* Task: Restate each of the lines below word for word and drop every picture.

* Extracted records:
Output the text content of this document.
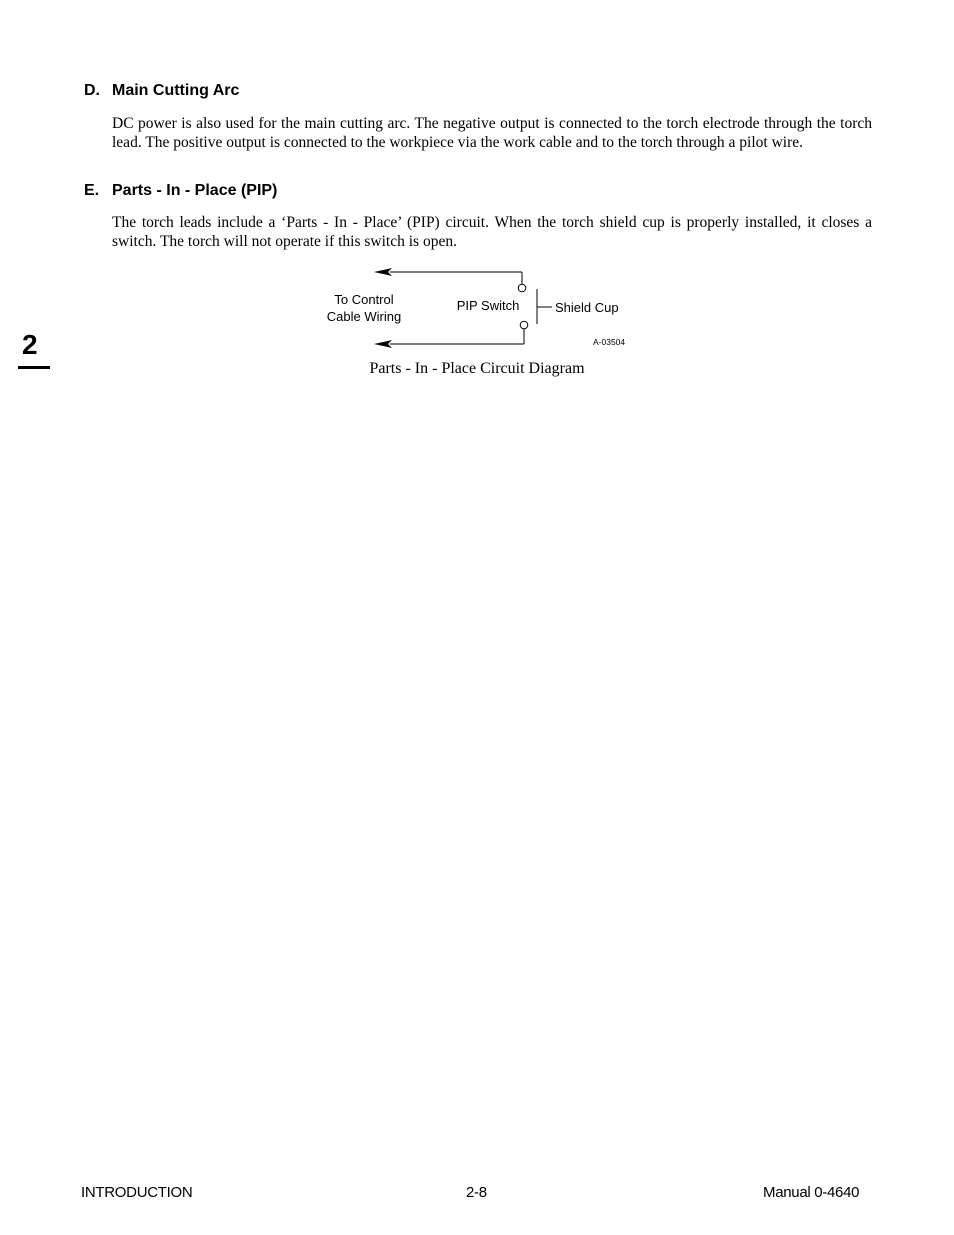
D. Main Cutting Arc

DC power is also used for the main cutting arc. The negative output is connected to the torch electrode through the torch lead. The positive output is connected to the workpiece via the work cable and to the torch through a pilot wire.

E. Parts - In - Place (PIP)

The torch leads include a ‘Parts - In - Place’ (PIP) circuit. When the torch shield cup is properly installed, it closes a switch. The torch will not operate if this switch is open.

To Control
Cable Wiring
PIP Switch	Shield Cup
A-03504

Parts - In - Place Circuit Diagram

2
INTRODUCTION	2-8	Manual 0-4640
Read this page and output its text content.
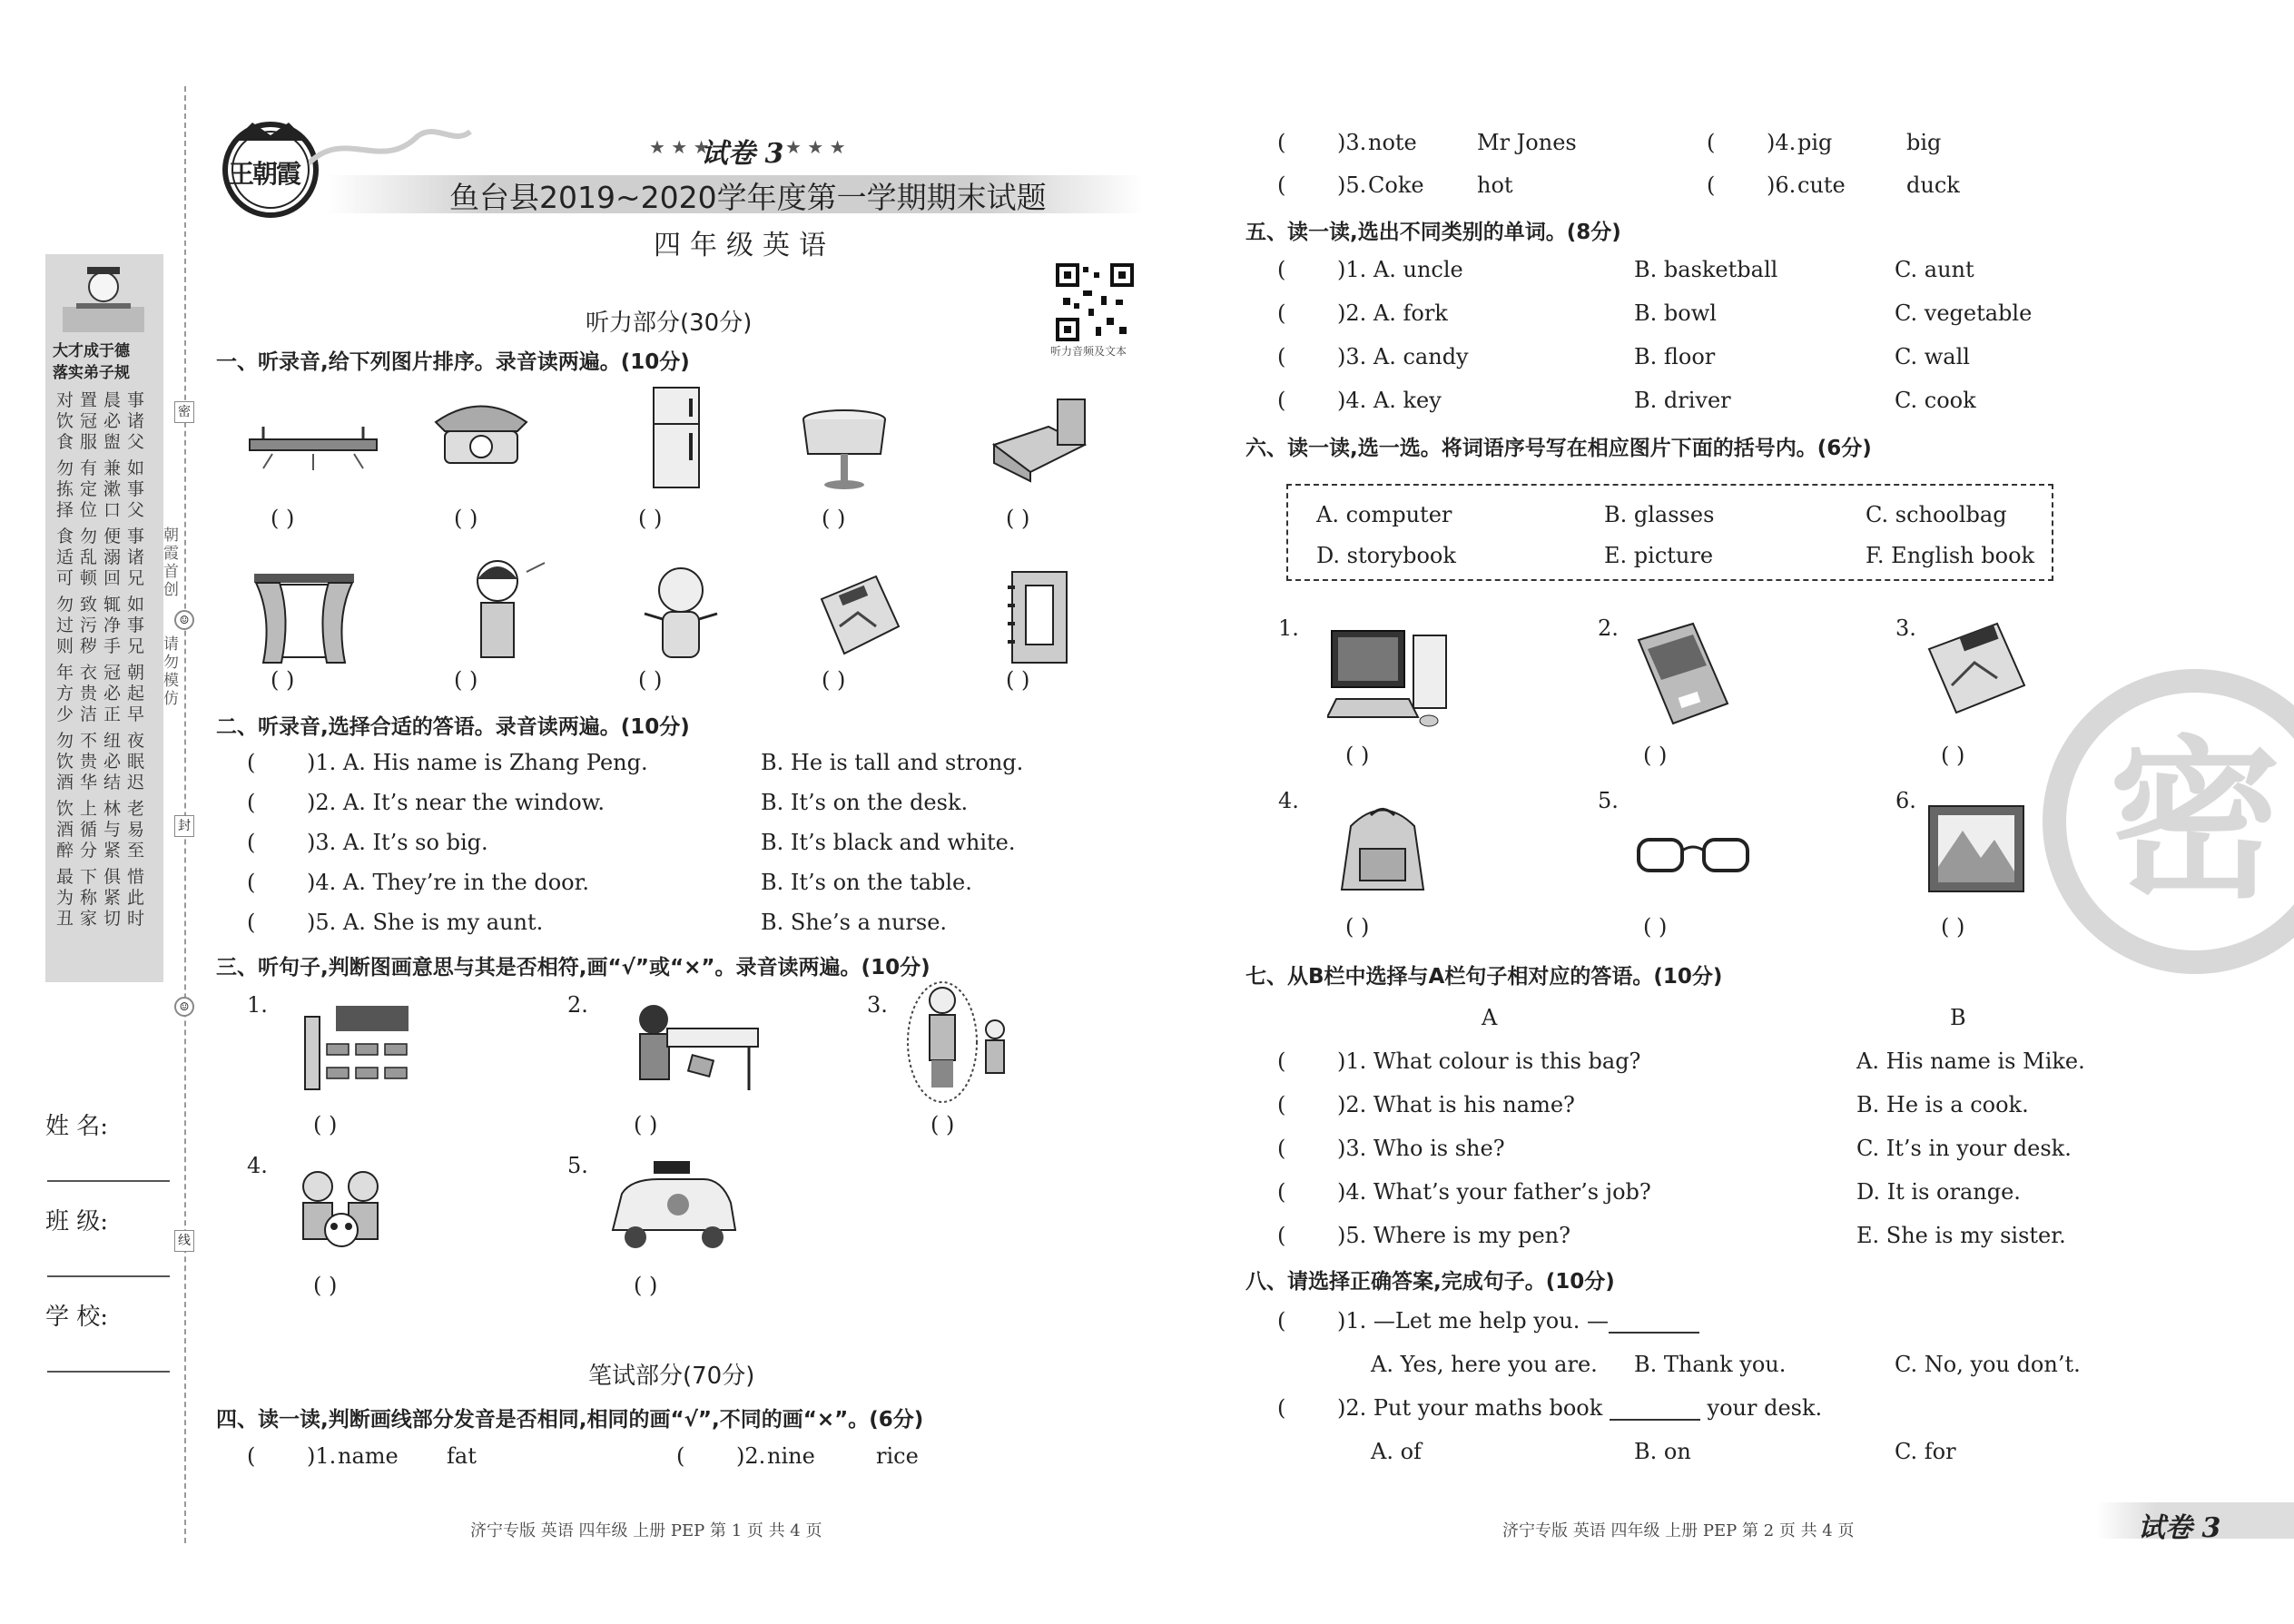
大才成于德
落实弟子规
对 置 晨 事
饮 冠 必 诸
食 服 盥 父
勿 有 兼 如
拣 定 漱 事
择 位 口 父
食 勿 便 事
适 乱 溺 诸
可 顿 回 兄
勿 致 辄 如
过 污 净 事
则 秽 手 兄
年 衣 冠 朝
方 贵 必 起
少 洁 正 早
勿 不 纽 夜
饮 贵 必 眠
酒 华 结 迟
饮 上 林 老
酒 循 与 易
醉 分 紧 至
最 下 俱 惜
为 称 紧 此
丑 家 切 时
姓 名:
班 级:
学 校:
朝霞首创
请勿模仿
密
封
线
☺
☺
王朝霞
★ ★ ★
试卷 3 ★ ★ ★
鱼台县2019~2020学年度第一学期期末试题
四年级英语
听力音频及文本
听力部分(30分)
一、听录音,给下列图片排序。录音读两遍。(10分)
( )	( )	( )	( )	( )
( )	( )	( )	( )	( )
二、听录音,选择合适的答语。录音读两遍。(10分)
( )1. A. His name is Zhang Peng.	B. He is tall and strong.
( )2. A. It’s near the window.	B. It’s on the desk.
( )3. A. It’s so big.	B. It’s black and white.
( )4. A. They’re in the door.	B. It’s on the table.
( )5. A. She is my aunt.	B. She’s a nurse.
三、听句子,判断图画意思与其是否相符,画“√”或“×”。录音读两遍。(10分)
1.	2.	3.
4.	5.
( )	( )	( )
( )	( )
笔试部分(70分)
四、读一读,判断画线部分发音是否相同,相同的画“√”,不同的画“×”。(6分)
( )1. name fat	( )2. nine	rice
( )3. note	Mr Jones	( )4. pig	big
( )5. Coke hot	( )6. cute	duck
五、读一读,选出不同类别的单词。(8分)
( )1. A. uncle	B. basketball	C. aunt
( )2. A. fork	B. bowl	C. vegetable
( )3. A. candy	B. floor	C. wall
( )4. A. key	B. driver	C. cook
六、读一读,选一选。将词语序号写在相应图片下面的括号内。(6分)
A. computer	B. glasses	C. schoolbag
D. storybook	E. picture	F. English book
1.	2.	3.
4.	5.	6.
( )	( )	( )
( )	( )	( )
七、从B栏中选择与A栏句子相对应的答语。(10分)
A	B
( )1. What colour is this bag?	A. His name is Mike.
( )2. What is his name?	B. He is a cook.
( )3. Who is she?	C. It’s in your desk.
( )4. What’s your father’s job?	D. It is orange.
( )5. Where is my pen?	E. She is my sister.
八、请选择正确答案,完成句子。(10分)
( )1. —Let me help you. —
A. Yes, here you are. B. Thank you.	C. No, you don’t.
( )2. Put your maths book	your desk.
A. of	B. on	C. for
密
济宁专版 英语 四年级 上册 PEP 第 1 页 共 4 页	济宁专版 英语 四年级 上册 PEP 第 2 页 共 4 页	试卷 3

* Solution below:
Output the text content of this document.
D. Main Cutting Arc

DC power is also used for the main cutting arc. The negative output is connected to the torch electrode through the torch lead. The positive output is connected to the workpiece via the work cable and to the torch through a pilot wire.

E. Parts - In - Place (PIP)

The torch leads include a ‘Parts - In - Place’ (PIP) circuit. When the torch shield cup is properly installed, it closes a switch. The torch will not operate if this switch is open.

To Control
Cable Wiring
PIP Switch	Shield Cup
A-03504

Parts - In - Place Circuit Diagram

2
INTRODUCTION	2-8	Manual 0-4640
Read this page and output its text content.
大才成于德
落实弟子规
对 置 晨 事
饮 冠 必 诸
食 服 盥 父
勿 有 兼 如
拣 定 漱 事
择 位 口 父
食 勿 便 事
适 乱 溺 诸
可 顿 回 兄
勿 致 辄 如
过 污 净 事
则 秽 手 兄
年 衣 冠 朝
方 贵 必 起
少 洁 正 早
勿 不 纽 夜
饮 贵 必 眠
酒 华 结 迟
饮 上 林 老
酒 循 与 易
醉 分 紧 至
最 下 俱 惜
为 称 紧 此
丑 家 切 时
姓 名:
班 级:
学 校:
朝霞首创
请勿模仿
密
封
线
☺
☺
王朝霞
★ ★ ★
试卷 3 ★ ★ ★
鱼台县2019~2020学年度第一学期期末试题
四年级英语
听力音频及文本
听力部分(30分)
一、听录音,给下列图片排序。录音读两遍。(10分)
( )	( )	( )	( )	( )
( )	( )	( )	( )	( )
二、听录音,选择合适的答语。录音读两遍。(10分)
( )1. A. His name is Zhang Peng.	B. He is tall and strong.
( )2. A. It’s near the window.	B. It’s on the desk.
( )3. A. It’s so big.	B. It’s black and white.
( )4. A. They’re in the door.	B. It’s on the table.
( )5. A. She is my aunt.	B. She’s a nurse.
三、听句子,判断图画意思与其是否相符,画“√”或“×”。录音读两遍。(10分)
1.	2.	3.
4.	5.
( )	( )	( )
( )	( )
笔试部分(70分)
四、读一读,判断画线部分发音是否相同,相同的画“√”,不同的画“×”。(6分)
( )1. name fat	( )2. nine	rice
( )3. note	Mr Jones	( )4. pig	big
( )5. Coke hot	( )6. cute	duck
五、读一读,选出不同类别的单词。(8分)
( )1. A. uncle	B. basketball	C. aunt
( )2. A. fork	B. bowl	C. vegetable
( )3. A. candy	B. floor	C. wall
( )4. A. key	B. driver	C. cook
六、读一读,选一选。将词语序号写在相应图片下面的括号内。(6分)
A. computer	B. glasses	C. schoolbag
D. storybook	E. picture	F. English book
1.	2.	3.
4.	5.	6.
( )	( )	( )
( )	( )	( )
七、从B栏中选择与A栏句子相对应的答语。(10分)
A	B
( )1. What colour is this bag?	A. His name is Mike.
( )2. What is his name?	B. He is a cook.
( )3. Who is she?	C. It’s in your desk.
( )4. What’s your father’s job?	D. It is orange.
( )5. Where is my pen?	E. She is my sister.
八、请选择正确答案,完成句子。(10分)
( )1. —Let me help you. —
A. Yes, here you are. B. Thank you.	C. No, you don’t.
( )2. Put your maths book	your desk.
A. of	B. on	C. for
密
济宁专版 英语 四年级 上册 PEP 第 1 页 共 4 页	济宁专版 英语 四年级 上册 PEP 第 2 页 共 4 页	试卷 3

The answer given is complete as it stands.